— START OF GIVEN ENTRIES —

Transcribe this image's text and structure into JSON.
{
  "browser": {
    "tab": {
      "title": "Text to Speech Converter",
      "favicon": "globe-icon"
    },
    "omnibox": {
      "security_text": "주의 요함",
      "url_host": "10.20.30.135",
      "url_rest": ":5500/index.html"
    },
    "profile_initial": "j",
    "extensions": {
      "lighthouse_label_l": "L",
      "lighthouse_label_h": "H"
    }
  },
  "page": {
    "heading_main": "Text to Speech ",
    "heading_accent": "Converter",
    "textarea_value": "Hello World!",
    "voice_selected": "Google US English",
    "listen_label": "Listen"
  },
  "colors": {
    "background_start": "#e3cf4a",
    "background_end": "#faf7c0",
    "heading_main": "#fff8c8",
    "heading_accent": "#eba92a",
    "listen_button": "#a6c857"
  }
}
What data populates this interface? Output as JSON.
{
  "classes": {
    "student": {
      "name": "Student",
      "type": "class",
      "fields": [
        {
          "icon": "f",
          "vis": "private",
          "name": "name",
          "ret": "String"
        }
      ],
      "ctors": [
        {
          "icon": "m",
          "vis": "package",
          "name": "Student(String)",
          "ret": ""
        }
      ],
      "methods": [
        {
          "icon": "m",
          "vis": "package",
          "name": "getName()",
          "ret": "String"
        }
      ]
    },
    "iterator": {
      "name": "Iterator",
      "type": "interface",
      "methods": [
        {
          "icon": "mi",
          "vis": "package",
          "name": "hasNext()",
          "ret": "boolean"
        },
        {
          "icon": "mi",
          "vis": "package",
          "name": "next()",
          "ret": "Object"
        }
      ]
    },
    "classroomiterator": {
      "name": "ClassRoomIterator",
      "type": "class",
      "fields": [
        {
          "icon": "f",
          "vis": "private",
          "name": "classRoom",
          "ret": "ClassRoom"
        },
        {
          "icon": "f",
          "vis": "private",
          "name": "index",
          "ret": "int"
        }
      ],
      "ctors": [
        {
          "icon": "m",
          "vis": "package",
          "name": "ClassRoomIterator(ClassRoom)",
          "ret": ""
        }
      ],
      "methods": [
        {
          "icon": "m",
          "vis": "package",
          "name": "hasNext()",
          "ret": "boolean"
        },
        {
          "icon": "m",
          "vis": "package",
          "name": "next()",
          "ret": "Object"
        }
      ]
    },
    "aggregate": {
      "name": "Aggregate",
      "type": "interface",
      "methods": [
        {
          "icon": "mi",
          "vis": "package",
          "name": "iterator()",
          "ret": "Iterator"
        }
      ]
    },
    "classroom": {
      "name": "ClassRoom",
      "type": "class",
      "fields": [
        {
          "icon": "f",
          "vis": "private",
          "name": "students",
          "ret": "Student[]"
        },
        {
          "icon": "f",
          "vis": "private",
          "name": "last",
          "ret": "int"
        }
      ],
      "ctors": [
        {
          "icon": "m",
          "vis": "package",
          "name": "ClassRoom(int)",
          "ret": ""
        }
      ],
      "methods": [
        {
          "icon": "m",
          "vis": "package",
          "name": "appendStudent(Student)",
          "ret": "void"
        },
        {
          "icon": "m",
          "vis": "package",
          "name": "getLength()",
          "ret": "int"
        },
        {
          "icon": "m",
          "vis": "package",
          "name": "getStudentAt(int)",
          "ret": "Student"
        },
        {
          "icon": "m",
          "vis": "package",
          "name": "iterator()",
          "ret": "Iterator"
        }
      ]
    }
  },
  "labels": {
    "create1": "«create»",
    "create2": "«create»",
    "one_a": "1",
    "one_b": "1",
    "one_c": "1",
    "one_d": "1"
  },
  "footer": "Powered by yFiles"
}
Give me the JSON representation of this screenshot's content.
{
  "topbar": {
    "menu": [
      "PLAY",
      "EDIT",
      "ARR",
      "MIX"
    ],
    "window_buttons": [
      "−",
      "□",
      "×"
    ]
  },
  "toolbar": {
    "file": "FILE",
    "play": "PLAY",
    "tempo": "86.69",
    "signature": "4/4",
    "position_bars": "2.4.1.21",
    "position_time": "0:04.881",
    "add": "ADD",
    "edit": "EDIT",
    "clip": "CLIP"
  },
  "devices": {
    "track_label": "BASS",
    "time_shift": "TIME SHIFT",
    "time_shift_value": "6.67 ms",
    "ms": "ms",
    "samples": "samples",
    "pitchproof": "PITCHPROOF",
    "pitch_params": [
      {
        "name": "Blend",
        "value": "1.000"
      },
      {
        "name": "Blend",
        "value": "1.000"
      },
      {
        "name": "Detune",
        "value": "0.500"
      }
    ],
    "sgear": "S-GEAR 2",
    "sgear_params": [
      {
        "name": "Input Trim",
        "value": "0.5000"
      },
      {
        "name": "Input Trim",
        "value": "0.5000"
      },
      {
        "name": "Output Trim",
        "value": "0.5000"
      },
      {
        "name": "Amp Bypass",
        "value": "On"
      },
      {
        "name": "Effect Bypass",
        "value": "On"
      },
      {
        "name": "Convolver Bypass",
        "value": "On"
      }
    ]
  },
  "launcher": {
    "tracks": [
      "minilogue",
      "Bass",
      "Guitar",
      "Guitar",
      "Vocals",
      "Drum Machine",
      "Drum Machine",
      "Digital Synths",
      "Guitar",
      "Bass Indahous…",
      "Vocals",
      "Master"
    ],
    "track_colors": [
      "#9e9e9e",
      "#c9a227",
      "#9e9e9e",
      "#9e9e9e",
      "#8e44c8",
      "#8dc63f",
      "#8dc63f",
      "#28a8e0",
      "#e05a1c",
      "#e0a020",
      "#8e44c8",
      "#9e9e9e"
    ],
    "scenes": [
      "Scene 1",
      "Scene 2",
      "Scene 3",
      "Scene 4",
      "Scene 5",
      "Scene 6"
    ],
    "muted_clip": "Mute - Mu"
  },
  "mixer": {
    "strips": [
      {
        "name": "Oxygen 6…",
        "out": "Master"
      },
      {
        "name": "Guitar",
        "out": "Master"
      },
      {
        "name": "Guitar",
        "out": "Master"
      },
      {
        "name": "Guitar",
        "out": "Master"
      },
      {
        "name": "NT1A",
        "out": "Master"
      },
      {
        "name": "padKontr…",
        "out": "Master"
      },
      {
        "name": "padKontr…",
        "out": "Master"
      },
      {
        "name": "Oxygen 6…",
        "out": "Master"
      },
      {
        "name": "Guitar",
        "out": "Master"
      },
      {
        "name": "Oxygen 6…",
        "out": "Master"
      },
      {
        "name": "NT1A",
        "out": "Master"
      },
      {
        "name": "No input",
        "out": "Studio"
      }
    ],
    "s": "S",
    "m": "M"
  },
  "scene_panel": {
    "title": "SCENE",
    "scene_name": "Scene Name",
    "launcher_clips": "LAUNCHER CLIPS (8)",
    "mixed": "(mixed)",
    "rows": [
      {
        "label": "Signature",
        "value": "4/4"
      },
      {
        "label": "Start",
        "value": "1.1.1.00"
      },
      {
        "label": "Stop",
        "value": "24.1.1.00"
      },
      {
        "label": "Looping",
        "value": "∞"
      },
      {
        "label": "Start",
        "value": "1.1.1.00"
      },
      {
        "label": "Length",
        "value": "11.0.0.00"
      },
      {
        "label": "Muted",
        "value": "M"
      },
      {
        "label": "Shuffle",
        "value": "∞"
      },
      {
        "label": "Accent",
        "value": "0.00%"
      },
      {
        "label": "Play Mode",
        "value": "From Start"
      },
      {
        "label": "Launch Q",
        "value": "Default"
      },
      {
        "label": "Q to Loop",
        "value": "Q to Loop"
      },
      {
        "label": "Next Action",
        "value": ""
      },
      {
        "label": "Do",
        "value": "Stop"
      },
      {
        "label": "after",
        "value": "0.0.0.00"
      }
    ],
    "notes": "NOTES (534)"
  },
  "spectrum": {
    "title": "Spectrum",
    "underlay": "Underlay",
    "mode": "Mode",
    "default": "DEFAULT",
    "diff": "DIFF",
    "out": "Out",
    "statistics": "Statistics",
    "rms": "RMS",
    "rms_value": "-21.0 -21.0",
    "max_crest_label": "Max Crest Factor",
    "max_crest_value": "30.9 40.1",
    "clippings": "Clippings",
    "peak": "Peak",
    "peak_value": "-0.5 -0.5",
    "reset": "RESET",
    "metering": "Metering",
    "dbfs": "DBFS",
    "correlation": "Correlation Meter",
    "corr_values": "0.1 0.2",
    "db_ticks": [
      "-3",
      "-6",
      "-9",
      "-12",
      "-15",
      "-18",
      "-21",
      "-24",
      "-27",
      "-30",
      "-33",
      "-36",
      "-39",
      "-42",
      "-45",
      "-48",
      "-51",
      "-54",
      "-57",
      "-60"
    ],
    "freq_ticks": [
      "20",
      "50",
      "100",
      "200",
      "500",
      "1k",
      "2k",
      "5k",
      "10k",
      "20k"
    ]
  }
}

— END OF GIVEN ENTRIES —

WHAT YOU NEED TO DO: Select and copy every line from the records that includes the word "title".

WRITTEN RESPONSE:
      "title": "Text to Speech Converter",
    "title": "SCENE",
    "title": "Spectrum",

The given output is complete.